(Data records)
— Begin —
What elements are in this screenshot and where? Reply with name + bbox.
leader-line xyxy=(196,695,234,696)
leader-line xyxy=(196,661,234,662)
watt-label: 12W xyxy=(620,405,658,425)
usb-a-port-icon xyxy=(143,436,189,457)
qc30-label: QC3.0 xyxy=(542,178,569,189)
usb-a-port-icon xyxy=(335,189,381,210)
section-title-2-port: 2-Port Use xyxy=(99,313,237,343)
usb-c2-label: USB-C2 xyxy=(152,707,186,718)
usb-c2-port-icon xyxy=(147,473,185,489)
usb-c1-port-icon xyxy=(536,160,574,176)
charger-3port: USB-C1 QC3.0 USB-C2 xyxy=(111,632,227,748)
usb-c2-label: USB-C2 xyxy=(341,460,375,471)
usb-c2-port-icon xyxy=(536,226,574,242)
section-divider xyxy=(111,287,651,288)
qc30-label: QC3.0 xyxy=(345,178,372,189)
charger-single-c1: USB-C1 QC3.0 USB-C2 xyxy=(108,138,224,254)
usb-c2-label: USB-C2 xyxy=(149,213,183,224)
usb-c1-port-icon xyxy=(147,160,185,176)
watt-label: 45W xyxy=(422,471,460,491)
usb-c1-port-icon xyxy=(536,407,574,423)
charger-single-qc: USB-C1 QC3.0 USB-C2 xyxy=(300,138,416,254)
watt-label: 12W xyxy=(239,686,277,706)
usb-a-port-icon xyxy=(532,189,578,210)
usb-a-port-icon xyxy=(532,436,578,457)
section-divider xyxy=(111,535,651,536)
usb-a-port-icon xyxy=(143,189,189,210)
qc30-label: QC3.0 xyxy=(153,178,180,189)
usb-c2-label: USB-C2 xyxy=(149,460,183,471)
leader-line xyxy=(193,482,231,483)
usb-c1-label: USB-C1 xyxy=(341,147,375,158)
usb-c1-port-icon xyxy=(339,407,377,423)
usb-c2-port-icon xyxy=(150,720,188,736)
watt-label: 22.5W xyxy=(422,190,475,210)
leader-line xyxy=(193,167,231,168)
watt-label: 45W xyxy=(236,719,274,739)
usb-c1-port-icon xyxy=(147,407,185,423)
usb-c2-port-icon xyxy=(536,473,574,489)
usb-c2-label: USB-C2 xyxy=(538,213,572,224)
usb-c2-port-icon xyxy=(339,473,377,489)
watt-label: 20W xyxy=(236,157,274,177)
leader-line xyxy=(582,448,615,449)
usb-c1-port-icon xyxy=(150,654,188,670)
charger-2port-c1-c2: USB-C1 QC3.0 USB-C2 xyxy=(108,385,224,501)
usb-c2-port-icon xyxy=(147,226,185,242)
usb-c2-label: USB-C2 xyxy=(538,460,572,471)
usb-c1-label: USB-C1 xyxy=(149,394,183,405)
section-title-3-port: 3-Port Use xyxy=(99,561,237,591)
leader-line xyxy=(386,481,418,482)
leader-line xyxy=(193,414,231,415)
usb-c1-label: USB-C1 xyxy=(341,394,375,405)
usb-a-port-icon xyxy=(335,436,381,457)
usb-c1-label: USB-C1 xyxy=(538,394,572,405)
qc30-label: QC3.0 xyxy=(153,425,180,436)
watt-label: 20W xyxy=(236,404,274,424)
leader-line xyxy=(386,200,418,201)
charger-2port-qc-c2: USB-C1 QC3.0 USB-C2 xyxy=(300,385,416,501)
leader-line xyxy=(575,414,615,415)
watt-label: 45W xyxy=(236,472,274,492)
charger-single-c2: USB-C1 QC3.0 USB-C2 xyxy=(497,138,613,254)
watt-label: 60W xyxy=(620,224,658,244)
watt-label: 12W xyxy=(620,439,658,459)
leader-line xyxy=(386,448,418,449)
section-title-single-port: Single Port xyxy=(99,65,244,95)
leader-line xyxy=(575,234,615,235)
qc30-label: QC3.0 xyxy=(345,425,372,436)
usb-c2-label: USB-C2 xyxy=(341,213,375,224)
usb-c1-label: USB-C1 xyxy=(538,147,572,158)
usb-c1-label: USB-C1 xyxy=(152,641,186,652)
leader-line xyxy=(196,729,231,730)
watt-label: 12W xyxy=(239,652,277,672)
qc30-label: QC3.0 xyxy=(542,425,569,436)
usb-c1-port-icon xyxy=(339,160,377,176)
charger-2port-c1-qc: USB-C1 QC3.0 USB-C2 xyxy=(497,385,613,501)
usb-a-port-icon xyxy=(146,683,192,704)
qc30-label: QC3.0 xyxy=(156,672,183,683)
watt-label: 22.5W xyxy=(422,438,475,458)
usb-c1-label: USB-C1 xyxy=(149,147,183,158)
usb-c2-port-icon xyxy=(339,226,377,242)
— End —
What is expected:
Please copy every line of the rows above without changing anything.

Finished exercise:
What elements are in this screenshot and where? Reply with name + bbox.
leader-line xyxy=(196,695,234,696)
leader-line xyxy=(196,661,234,662)
watt-label: 12W xyxy=(620,405,658,425)
usb-a-port-icon xyxy=(143,436,189,457)
qc30-label: QC3.0 xyxy=(542,178,569,189)
usb-a-port-icon xyxy=(335,189,381,210)
section-title-2-port: 2-Port Use xyxy=(99,313,237,343)
usb-c2-label: USB-C2 xyxy=(152,707,186,718)
usb-c2-port-icon xyxy=(147,473,185,489)
usb-c1-port-icon xyxy=(536,160,574,176)
charger-3port: USB-C1 QC3.0 USB-C2 xyxy=(111,632,227,748)
usb-c2-label: USB-C2 xyxy=(341,460,375,471)
usb-c2-port-icon xyxy=(536,226,574,242)
section-divider xyxy=(111,287,651,288)
qc30-label: QC3.0 xyxy=(345,178,372,189)
charger-single-c1: USB-C1 QC3.0 USB-C2 xyxy=(108,138,224,254)
usb-c2-label: USB-C2 xyxy=(149,213,183,224)
usb-c1-port-icon xyxy=(147,160,185,176)
watt-label: 45W xyxy=(422,471,460,491)
usb-c1-port-icon xyxy=(536,407,574,423)
charger-single-qc: USB-C1 QC3.0 USB-C2 xyxy=(300,138,416,254)
watt-label: 12W xyxy=(239,686,277,706)
usb-a-port-icon xyxy=(532,189,578,210)
usb-a-port-icon xyxy=(532,436,578,457)
section-divider xyxy=(111,535,651,536)
usb-a-port-icon xyxy=(143,189,189,210)
qc30-label: QC3.0 xyxy=(153,178,180,189)
usb-c2-label: USB-C2 xyxy=(149,460,183,471)
leader-line xyxy=(193,482,231,483)
usb-c1-label: USB-C1 xyxy=(341,147,375,158)
usb-c1-port-icon xyxy=(339,407,377,423)
usb-c2-port-icon xyxy=(150,720,188,736)
watt-label: 22.5W xyxy=(422,190,475,210)
leader-line xyxy=(193,167,231,168)
watt-label: 45W xyxy=(236,719,274,739)
usb-c1-port-icon xyxy=(147,407,185,423)
usb-c2-port-icon xyxy=(536,473,574,489)
usb-c2-label: USB-C2 xyxy=(538,213,572,224)
usb-c2-port-icon xyxy=(339,473,377,489)
watt-label: 20W xyxy=(236,157,274,177)
leader-line xyxy=(582,448,615,449)
usb-c1-port-icon xyxy=(150,654,188,670)
charger-2port-c1-c2: USB-C1 QC3.0 USB-C2 xyxy=(108,385,224,501)
usb-c2-port-icon xyxy=(147,226,185,242)
usb-c2-label: USB-C2 xyxy=(538,460,572,471)
usb-c1-label: USB-C1 xyxy=(149,394,183,405)
section-title-3-port: 3-Port Use xyxy=(99,561,237,591)
leader-line xyxy=(386,481,418,482)
leader-line xyxy=(193,414,231,415)
usb-c1-label: USB-C1 xyxy=(341,394,375,405)
usb-a-port-icon xyxy=(335,436,381,457)
usb-c1-label: USB-C1 xyxy=(538,394,572,405)
qc30-label: QC3.0 xyxy=(153,425,180,436)
watt-label: 20W xyxy=(236,404,274,424)
leader-line xyxy=(386,200,418,201)
charger-2port-qc-c2: USB-C1 QC3.0 USB-C2 xyxy=(300,385,416,501)
leader-line xyxy=(575,414,615,415)
watt-label: 45W xyxy=(236,472,274,492)
charger-single-c2: USB-C1 QC3.0 USB-C2 xyxy=(497,138,613,254)
watt-label: 60W xyxy=(620,224,658,244)
watt-label: 12W xyxy=(620,439,658,459)
leader-line xyxy=(386,448,418,449)
section-title-single-port: Single Port xyxy=(99,65,244,95)
leader-line xyxy=(575,234,615,235)
qc30-label: QC3.0 xyxy=(345,425,372,436)
usb-c2-label: USB-C2 xyxy=(341,213,375,224)
usb-c1-label: USB-C1 xyxy=(538,147,572,158)
usb-c1-label: USB-C1 xyxy=(152,641,186,652)
leader-line xyxy=(196,729,231,730)
watt-label: 12W xyxy=(239,652,277,672)
qc30-label: QC3.0 xyxy=(542,425,569,436)
usb-c1-port-icon xyxy=(339,160,377,176)
charger-2port-c1-qc: USB-C1 QC3.0 USB-C2 xyxy=(497,385,613,501)
usb-a-port-icon xyxy=(146,683,192,704)
qc30-label: QC3.0 xyxy=(156,672,183,683)
watt-label: 22.5W xyxy=(422,438,475,458)
usb-c1-label: USB-C1 xyxy=(149,147,183,158)
usb-c2-port-icon xyxy=(339,226,377,242)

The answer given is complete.